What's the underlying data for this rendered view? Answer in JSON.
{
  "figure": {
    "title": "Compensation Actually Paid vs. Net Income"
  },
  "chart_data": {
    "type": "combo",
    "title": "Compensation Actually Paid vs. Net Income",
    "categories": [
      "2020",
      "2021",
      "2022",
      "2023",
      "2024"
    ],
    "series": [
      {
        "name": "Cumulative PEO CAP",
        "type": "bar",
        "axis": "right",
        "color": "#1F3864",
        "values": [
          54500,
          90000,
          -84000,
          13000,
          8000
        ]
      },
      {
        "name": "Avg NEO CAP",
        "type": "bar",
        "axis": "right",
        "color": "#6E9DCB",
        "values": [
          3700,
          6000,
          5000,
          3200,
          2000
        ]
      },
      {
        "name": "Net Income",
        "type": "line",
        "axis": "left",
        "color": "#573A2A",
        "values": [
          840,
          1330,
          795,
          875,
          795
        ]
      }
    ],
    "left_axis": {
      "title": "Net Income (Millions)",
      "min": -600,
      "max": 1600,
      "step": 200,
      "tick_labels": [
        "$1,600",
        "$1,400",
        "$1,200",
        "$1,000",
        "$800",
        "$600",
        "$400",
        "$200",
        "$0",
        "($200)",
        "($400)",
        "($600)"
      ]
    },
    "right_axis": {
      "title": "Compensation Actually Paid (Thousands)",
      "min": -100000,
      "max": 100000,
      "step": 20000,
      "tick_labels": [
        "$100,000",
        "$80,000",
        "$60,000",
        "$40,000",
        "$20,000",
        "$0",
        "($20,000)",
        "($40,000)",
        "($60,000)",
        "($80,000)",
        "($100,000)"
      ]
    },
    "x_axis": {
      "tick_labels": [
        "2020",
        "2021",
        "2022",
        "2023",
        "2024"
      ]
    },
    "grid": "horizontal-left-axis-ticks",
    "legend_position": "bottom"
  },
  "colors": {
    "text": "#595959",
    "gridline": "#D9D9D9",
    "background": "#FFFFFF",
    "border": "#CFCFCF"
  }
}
┄┄┄┄┄┄┄┄┄┄┄┄┄┄┄┄┄┄┄┄
Identify which lines contain the word "Compensation" and copy each one.

Answer to this task:
    "title": "Compensation Actually Paid vs. Net Income"
    "title": "Compensation Actually Paid vs. Net Income",
      "title": "Compensation Actually Paid (Thousands)",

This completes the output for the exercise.